* [Work required]:
Exact reproduction is required for all entries.

* [Records supplied]:
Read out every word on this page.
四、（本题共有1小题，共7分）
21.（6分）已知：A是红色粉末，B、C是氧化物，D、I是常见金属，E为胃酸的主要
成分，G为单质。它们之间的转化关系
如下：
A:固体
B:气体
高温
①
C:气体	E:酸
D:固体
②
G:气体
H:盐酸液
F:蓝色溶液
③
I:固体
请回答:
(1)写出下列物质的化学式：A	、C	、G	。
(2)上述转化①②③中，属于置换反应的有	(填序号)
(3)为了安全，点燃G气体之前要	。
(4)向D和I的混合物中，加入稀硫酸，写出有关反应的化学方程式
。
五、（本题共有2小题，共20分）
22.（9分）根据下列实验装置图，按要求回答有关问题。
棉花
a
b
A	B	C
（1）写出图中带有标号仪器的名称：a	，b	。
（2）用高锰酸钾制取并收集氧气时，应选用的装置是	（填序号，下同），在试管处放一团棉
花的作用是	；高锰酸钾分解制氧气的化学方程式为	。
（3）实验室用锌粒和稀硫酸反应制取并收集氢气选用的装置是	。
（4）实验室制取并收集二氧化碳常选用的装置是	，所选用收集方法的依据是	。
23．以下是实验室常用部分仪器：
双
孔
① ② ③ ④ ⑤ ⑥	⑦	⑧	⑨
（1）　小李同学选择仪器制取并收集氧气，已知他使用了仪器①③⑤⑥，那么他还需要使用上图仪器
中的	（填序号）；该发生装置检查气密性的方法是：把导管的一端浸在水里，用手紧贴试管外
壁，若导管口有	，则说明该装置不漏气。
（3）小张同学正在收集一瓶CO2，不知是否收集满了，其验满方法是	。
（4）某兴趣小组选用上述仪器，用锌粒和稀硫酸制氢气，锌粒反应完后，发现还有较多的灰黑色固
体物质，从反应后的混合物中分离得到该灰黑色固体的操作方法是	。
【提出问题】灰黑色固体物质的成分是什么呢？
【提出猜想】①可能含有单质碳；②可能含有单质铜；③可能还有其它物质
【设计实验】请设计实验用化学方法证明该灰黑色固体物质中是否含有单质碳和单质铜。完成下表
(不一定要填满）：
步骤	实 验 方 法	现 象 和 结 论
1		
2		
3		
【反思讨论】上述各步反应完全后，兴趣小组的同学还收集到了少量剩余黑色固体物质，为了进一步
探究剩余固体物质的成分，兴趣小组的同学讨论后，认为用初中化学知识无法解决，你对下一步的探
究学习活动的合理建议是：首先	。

* [Response to this exercise]:
Read out every word on this page.
四、（本题共有1小题，共7分）
21.（6分）已知：A是红色粉末，B、C是氧化物，D、I是常见金属，E为胃酸的主要
成分，G为单质。它们之间的转化关系
如下：
A:固体
B:气体
高温
①
C:气体	E:酸
D:固体
②
G:气体
H:盐酸液
F:蓝色溶液
③
I:固体
请回答:
(1)写出下列物质的化学式：A	、C	、G	。
(2)上述转化①②③中，属于置换反应的有	(填序号)
(3)为了安全，点燃G气体之前要	。
(4)向D和I的混合物中，加入稀硫酸，写出有关反应的化学方程式
。
五、（本题共有2小题，共20分）
22.（9分）根据下列实验装置图，按要求回答有关问题。
棉花
a
b
A	B	C
（1）写出图中带有标号仪器的名称：a	，b	。
（2）用高锰酸钾制取并收集氧气时，应选用的装置是	（填序号，下同），在试管处放一团棉
花的作用是	；高锰酸钾分解制氧气的化学方程式为	。
（3）实验室用锌粒和稀硫酸反应制取并收集氢气选用的装置是	。
（4）实验室制取并收集二氧化碳常选用的装置是	，所选用收集方法的依据是	。
23．以下是实验室常用部分仪器：
双
孔
① ② ③ ④ ⑤ ⑥	⑦	⑧	⑨
（1）　小李同学选择仪器制取并收集氧气，已知他使用了仪器①③⑤⑥，那么他还需要使用上图仪器
中的	（填序号）；该发生装置检查气密性的方法是：把导管的一端浸在水里，用手紧贴试管外
壁，若导管口有	，则说明该装置不漏气。
（3）小张同学正在收集一瓶CO2，不知是否收集满了，其验满方法是	。
（4）某兴趣小组选用上述仪器，用锌粒和稀硫酸制氢气，锌粒反应完后，发现还有较多的灰黑色固
体物质，从反应后的混合物中分离得到该灰黑色固体的操作方法是	。
【提出问题】灰黑色固体物质的成分是什么呢？
【提出猜想】①可能含有单质碳；②可能含有单质铜；③可能还有其它物质
【设计实验】请设计实验用化学方法证明该灰黑色固体物质中是否含有单质碳和单质铜。完成下表
(不一定要填满）：
步骤	实 验 方 法	现 象 和 结 论
1		
2		
3		
【反思讨论】上述各步反应完全后，兴趣小组的同学还收集到了少量剩余黑色固体物质，为了进一步
探究剩余固体物质的成分，兴趣小组的同学讨论后，认为用初中化学知识无法解决，你对下一步的探
究学习活动的合理建议是：首先	。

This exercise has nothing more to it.